Supplied records:
** Begin **
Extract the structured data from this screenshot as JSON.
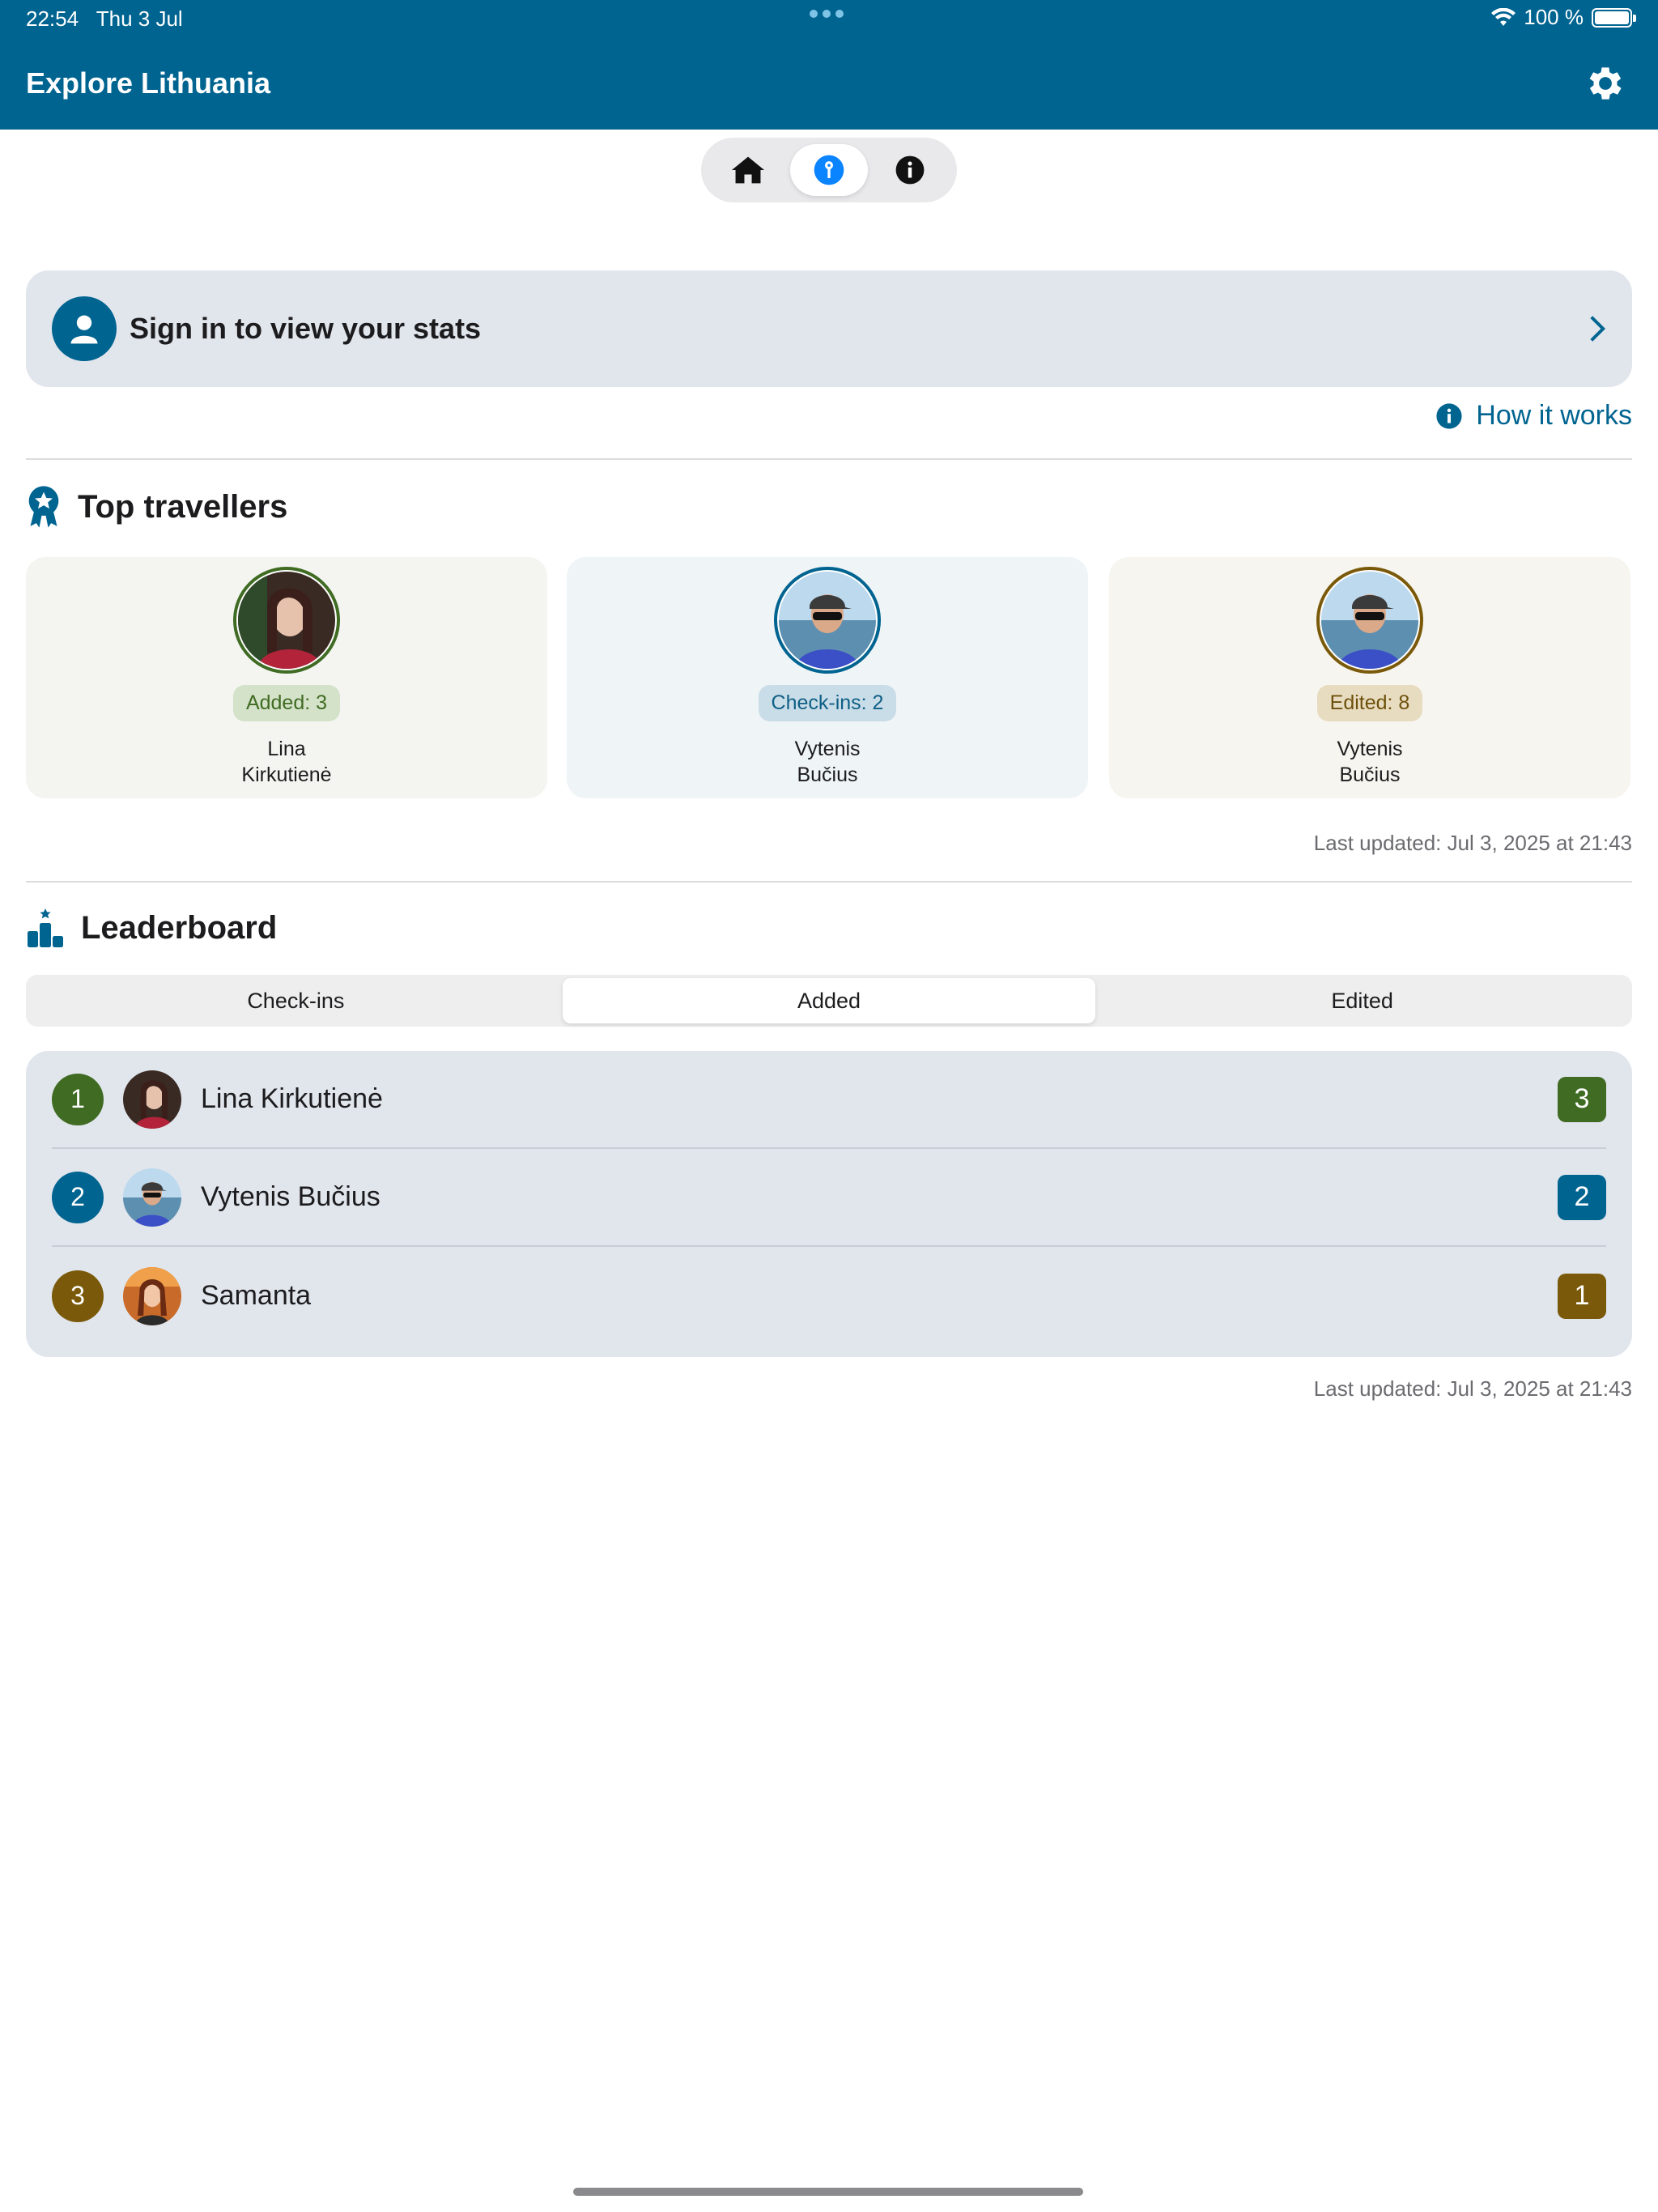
{
  "status": {
    "time": "22:54",
    "date": "Thu 3 Jul",
    "battery": "100 %"
  },
  "header": {
    "title": "Explore Lithuania"
  },
  "top_nav": [
    {
      "icon": "house-icon",
      "active": false
    },
    {
      "icon": "key-icon",
      "active": true
    },
    {
      "icon": "info-icon",
      "active": false
    }
  ],
  "signin": {
    "label": "Sign in to view your stats"
  },
  "how_it_works": "How it works",
  "top_travellers": {
    "title": "Top travellers",
    "cards": [
      {
        "badge": "Added: 3",
        "first": "Lina",
        "last": "Kirkutienė",
        "bg": "#f4f5f1",
        "ring": "#3f6b22",
        "pill_bg": "#d4e2c9",
        "pill_fg": "#3f6b22"
      },
      {
        "badge": "Check-ins: 2",
        "first": "Vytenis",
        "last": "Bučius",
        "bg": "#eff4f7",
        "ring": "#006491",
        "pill_bg": "#c9dde8",
        "pill_fg": "#0f5f86"
      },
      {
        "badge": "Edited: 8",
        "first": "Vytenis",
        "last": "Bučius",
        "bg": "#f6f5ef",
        "ring": "#7a5a0a",
        "pill_bg": "#e8dcc0",
        "pill_fg": "#6d500b"
      }
    ],
    "updated": "Last updated: Jul 3, 2025 at 21:43"
  },
  "leaderboard": {
    "title": "Leaderboard",
    "tabs": [
      "Check-ins",
      "Added",
      "Edited"
    ],
    "active_tab": "Added",
    "rows": [
      {
        "rank": "1",
        "name": "Lina Kirkutienė",
        "score": "3",
        "color": "#3f6b22"
      },
      {
        "rank": "2",
        "name": "Vytenis Bučius",
        "score": "2",
        "color": "#006491"
      },
      {
        "rank": "3",
        "name": "Samanta",
        "score": "1",
        "color": "#7a5a0a"
      }
    ],
    "updated": "Last updated: Jul 3, 2025 at 21:43"
  }
}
** End **
Copy the data word for word. Pictures do not go in the copy.

Correct output:
Extract the structured data from this screenshot as JSON.
{
  "status": {
    "time": "22:54",
    "date": "Thu 3 Jul",
    "battery": "100 %"
  },
  "header": {
    "title": "Explore Lithuania"
  },
  "top_nav": [
    {
      "icon": "house-icon",
      "active": false
    },
    {
      "icon": "key-icon",
      "active": true
    },
    {
      "icon": "info-icon",
      "active": false
    }
  ],
  "signin": {
    "label": "Sign in to view your stats"
  },
  "how_it_works": "How it works",
  "top_travellers": {
    "title": "Top travellers",
    "cards": [
      {
        "badge": "Added: 3",
        "first": "Lina",
        "last": "Kirkutienė",
        "bg": "#f4f5f1",
        "ring": "#3f6b22",
        "pill_bg": "#d4e2c9",
        "pill_fg": "#3f6b22"
      },
      {
        "badge": "Check-ins: 2",
        "first": "Vytenis",
        "last": "Bučius",
        "bg": "#eff4f7",
        "ring": "#006491",
        "pill_bg": "#c9dde8",
        "pill_fg": "#0f5f86"
      },
      {
        "badge": "Edited: 8",
        "first": "Vytenis",
        "last": "Bučius",
        "bg": "#f6f5ef",
        "ring": "#7a5a0a",
        "pill_bg": "#e8dcc0",
        "pill_fg": "#6d500b"
      }
    ],
    "updated": "Last updated: Jul 3, 2025 at 21:43"
  },
  "leaderboard": {
    "title": "Leaderboard",
    "tabs": [
      "Check-ins",
      "Added",
      "Edited"
    ],
    "active_tab": "Added",
    "rows": [
      {
        "rank": "1",
        "name": "Lina Kirkutienė",
        "score": "3",
        "color": "#3f6b22"
      },
      {
        "rank": "2",
        "name": "Vytenis Bučius",
        "score": "2",
        "color": "#006491"
      },
      {
        "rank": "3",
        "name": "Samanta",
        "score": "1",
        "color": "#7a5a0a"
      }
    ],
    "updated": "Last updated: Jul 3, 2025 at 21:43"
  }
}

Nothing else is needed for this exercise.